**TASK DESCRIPTION**
Find how many lines contain the word "text" and state that number alone.
** START OF MATERIALS PROVIDED **
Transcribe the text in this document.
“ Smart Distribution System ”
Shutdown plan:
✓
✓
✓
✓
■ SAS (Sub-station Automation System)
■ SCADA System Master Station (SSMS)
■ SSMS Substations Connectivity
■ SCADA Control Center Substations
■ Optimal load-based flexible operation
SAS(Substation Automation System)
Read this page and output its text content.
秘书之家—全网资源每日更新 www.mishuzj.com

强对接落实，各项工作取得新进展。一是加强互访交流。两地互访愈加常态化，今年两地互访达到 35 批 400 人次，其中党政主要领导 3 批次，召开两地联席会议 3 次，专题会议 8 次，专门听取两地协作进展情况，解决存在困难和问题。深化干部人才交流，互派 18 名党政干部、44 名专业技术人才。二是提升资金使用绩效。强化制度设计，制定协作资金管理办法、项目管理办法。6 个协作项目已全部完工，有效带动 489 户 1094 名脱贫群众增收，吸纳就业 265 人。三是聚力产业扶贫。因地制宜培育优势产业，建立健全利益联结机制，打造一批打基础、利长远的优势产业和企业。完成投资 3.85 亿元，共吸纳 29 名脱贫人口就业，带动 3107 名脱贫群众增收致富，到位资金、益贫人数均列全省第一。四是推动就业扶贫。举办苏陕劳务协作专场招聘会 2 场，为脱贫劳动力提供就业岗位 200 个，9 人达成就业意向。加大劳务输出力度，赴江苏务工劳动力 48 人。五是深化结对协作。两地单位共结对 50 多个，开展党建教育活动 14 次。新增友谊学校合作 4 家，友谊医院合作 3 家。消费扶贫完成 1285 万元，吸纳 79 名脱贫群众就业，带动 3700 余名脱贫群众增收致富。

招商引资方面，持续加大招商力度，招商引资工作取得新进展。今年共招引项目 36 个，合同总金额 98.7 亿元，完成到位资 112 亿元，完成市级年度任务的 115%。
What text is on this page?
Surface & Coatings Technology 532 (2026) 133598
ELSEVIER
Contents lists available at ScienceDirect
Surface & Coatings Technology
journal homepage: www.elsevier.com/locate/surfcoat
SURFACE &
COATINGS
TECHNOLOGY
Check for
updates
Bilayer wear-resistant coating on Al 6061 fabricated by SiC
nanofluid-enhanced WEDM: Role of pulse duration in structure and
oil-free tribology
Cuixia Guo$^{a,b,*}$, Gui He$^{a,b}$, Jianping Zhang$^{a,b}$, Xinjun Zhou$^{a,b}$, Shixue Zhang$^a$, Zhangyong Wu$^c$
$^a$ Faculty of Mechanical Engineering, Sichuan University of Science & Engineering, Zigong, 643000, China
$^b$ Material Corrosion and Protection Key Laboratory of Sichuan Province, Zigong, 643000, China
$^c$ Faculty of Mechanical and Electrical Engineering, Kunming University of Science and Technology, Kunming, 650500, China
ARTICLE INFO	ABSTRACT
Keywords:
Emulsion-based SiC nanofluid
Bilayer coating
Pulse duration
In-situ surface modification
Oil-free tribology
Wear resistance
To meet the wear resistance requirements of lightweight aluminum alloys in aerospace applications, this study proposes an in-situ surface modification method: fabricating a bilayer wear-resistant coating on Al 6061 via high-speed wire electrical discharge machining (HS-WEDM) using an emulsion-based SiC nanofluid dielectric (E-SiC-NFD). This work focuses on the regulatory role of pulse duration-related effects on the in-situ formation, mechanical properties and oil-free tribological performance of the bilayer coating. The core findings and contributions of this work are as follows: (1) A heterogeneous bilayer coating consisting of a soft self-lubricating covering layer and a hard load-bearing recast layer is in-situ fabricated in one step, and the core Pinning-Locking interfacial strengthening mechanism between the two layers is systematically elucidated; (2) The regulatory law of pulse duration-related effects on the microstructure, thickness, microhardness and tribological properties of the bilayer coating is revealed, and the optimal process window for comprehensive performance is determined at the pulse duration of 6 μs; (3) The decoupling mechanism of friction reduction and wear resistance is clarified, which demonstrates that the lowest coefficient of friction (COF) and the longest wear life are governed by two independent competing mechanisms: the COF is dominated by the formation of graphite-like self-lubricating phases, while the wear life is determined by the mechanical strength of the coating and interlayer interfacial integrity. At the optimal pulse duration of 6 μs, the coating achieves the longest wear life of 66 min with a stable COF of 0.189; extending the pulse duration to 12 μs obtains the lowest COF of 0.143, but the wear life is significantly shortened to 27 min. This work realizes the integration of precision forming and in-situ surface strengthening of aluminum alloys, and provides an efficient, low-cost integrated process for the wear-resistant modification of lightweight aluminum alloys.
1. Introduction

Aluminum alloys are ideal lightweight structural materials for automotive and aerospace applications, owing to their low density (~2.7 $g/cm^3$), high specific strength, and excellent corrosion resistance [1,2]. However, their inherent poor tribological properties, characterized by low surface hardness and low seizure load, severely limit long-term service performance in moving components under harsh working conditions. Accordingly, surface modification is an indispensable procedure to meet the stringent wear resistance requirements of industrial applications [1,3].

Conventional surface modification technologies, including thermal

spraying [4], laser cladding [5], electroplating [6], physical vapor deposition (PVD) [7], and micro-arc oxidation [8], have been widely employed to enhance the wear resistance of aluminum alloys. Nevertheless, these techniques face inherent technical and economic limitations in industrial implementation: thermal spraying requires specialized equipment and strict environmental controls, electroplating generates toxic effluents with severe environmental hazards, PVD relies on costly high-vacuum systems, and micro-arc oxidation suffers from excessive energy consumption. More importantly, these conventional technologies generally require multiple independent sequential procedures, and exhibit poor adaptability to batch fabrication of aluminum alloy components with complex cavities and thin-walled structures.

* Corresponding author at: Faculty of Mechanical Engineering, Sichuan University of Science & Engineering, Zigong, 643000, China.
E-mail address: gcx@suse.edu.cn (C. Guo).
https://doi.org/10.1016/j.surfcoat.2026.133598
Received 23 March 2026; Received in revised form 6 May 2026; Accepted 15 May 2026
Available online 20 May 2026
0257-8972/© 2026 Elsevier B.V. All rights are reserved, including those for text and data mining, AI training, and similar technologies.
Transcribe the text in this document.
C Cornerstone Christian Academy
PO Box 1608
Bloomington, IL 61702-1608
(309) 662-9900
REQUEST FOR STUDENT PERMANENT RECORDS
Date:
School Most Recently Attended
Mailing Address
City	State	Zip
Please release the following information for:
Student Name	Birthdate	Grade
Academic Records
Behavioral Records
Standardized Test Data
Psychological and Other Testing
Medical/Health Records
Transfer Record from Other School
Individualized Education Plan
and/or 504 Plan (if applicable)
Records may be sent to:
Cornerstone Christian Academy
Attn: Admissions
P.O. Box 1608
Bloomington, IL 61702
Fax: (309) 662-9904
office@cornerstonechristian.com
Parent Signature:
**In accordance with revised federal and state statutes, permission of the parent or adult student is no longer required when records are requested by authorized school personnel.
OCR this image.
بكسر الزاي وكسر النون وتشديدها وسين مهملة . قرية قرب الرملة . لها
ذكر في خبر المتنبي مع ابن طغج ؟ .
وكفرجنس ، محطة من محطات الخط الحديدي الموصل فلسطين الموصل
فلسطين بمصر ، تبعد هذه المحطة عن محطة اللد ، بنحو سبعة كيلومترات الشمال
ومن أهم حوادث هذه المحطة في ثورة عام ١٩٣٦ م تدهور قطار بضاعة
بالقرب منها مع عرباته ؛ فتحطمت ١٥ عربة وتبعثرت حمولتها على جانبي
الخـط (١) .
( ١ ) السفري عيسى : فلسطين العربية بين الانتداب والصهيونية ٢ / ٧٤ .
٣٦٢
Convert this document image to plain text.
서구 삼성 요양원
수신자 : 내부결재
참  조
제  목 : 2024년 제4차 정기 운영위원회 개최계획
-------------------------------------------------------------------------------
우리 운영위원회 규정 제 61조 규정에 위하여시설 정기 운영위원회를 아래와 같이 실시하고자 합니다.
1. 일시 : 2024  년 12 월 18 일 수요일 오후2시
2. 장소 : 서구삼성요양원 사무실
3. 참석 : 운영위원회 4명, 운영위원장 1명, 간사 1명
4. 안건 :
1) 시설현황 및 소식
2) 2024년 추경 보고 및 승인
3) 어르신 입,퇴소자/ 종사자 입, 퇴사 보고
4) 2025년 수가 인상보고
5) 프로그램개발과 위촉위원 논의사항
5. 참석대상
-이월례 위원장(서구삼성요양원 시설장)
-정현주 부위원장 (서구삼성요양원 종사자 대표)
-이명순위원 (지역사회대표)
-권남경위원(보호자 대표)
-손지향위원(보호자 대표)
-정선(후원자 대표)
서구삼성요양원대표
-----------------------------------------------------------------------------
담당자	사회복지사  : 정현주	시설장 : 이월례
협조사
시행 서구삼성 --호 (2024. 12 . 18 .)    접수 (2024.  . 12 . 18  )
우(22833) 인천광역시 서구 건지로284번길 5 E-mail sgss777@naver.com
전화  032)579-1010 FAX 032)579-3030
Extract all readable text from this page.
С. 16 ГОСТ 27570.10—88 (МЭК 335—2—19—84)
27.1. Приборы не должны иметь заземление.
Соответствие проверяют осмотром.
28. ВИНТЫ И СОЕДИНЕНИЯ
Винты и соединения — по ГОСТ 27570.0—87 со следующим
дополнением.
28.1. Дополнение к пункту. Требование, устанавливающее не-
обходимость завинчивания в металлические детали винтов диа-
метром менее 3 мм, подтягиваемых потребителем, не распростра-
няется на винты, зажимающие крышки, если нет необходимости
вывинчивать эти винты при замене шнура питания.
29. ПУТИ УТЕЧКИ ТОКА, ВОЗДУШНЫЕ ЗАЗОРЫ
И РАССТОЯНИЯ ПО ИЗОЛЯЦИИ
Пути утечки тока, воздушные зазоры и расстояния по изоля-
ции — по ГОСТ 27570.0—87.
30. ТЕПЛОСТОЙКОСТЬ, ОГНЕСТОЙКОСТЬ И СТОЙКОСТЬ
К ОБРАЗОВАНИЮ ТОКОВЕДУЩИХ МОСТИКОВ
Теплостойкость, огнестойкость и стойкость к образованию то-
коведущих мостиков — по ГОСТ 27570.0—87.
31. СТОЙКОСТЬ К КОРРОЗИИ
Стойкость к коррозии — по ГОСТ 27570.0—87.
** END OF MATERIALS PROVIDED **
**ANSWER FOR THIS EXERCISE**
7